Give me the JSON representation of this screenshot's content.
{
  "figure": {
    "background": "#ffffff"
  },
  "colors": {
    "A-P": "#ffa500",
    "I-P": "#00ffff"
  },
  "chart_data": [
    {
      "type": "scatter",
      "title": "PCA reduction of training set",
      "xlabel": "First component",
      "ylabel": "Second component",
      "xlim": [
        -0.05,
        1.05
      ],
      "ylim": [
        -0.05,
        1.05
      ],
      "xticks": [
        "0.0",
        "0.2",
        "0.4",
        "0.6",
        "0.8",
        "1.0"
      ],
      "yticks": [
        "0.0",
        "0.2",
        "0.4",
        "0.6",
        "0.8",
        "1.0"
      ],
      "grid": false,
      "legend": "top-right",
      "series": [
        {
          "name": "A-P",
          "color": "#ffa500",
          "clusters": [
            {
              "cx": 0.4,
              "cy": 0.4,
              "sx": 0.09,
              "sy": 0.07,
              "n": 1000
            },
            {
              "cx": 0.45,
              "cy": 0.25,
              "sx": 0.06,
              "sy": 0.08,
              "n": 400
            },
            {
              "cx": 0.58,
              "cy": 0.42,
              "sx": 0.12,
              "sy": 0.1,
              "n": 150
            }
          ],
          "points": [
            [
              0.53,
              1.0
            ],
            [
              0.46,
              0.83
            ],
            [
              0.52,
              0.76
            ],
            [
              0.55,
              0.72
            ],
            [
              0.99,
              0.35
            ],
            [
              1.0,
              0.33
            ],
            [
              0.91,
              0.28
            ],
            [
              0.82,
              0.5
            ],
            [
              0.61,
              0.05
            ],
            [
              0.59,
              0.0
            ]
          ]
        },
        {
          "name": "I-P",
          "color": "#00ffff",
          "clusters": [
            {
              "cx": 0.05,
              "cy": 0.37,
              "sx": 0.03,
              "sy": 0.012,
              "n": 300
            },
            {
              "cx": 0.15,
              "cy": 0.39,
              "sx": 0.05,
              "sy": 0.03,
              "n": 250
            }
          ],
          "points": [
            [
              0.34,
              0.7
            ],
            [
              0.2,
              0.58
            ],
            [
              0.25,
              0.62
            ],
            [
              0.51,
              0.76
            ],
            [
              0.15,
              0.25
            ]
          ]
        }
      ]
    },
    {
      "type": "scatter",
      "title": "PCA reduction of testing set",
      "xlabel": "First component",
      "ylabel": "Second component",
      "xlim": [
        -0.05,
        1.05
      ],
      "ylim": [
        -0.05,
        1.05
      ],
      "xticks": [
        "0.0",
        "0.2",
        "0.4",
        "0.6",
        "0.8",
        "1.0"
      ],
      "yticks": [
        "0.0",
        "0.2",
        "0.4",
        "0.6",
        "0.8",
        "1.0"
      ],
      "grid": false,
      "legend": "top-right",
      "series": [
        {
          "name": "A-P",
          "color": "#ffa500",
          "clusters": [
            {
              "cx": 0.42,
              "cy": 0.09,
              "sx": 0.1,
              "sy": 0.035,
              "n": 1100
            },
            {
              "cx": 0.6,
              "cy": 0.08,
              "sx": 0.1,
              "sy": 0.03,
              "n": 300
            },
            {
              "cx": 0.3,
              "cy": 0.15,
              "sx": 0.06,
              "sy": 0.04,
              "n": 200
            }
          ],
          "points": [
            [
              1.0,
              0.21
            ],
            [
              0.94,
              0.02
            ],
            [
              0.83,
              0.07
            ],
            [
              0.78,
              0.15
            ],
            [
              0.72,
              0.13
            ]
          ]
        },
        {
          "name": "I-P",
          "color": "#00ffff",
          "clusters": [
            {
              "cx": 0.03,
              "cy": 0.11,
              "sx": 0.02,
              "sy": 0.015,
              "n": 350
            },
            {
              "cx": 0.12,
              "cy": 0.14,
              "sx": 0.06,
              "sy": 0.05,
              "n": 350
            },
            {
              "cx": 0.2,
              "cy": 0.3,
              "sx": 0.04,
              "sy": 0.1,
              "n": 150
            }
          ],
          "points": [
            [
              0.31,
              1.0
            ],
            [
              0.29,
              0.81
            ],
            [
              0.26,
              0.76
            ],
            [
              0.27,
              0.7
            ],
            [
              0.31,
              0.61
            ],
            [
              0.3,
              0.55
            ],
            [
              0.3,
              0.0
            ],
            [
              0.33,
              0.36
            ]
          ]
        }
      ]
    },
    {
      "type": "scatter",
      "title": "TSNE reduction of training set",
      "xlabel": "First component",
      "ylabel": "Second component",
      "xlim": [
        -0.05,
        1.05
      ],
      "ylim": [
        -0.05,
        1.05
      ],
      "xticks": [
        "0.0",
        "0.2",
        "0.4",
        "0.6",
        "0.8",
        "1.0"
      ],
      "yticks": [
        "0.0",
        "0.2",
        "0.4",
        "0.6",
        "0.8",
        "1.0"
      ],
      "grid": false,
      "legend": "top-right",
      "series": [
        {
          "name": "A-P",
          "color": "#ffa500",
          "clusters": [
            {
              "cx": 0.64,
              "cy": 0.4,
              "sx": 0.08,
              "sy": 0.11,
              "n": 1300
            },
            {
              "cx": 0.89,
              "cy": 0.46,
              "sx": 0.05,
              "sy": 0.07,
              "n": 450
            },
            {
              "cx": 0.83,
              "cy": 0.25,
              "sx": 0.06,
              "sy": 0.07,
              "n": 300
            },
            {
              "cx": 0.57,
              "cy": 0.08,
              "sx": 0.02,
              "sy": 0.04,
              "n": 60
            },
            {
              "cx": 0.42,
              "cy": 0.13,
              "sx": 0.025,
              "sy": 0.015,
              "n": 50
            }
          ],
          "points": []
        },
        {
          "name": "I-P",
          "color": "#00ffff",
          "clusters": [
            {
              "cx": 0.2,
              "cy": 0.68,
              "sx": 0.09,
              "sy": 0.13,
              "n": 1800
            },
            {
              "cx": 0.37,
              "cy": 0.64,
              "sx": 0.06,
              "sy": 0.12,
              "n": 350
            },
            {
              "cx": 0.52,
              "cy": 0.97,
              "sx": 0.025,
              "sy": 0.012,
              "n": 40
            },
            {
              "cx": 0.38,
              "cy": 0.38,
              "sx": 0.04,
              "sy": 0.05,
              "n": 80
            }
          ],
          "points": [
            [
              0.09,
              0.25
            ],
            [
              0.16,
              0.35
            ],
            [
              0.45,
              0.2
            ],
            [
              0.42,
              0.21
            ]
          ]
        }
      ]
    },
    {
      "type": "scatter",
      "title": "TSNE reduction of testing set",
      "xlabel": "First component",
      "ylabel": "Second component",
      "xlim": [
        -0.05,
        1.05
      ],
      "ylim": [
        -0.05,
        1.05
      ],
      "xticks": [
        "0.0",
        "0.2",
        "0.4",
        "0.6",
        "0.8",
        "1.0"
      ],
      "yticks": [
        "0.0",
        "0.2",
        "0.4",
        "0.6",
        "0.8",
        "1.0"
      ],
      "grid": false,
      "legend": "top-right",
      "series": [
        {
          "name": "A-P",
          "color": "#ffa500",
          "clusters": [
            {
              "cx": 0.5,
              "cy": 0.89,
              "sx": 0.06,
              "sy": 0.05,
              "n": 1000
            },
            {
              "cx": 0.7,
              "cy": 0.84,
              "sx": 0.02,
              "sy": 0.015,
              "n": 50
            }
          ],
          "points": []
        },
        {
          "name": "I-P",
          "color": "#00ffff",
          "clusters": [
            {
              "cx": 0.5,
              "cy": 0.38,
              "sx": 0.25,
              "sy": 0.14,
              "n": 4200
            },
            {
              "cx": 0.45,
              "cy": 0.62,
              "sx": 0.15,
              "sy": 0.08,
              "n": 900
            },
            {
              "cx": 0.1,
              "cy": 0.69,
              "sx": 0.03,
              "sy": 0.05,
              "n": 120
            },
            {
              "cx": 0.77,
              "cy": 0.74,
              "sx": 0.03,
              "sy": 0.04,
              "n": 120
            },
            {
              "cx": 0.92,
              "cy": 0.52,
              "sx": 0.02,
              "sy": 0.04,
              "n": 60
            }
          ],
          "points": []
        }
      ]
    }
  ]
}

^^^^

_To do_: From the entries above, copy every line where the word "testing" shows up.

_Full response_:
      "title": "PCA reduction of testing set",
      "title": "TSNE reduction of testing set",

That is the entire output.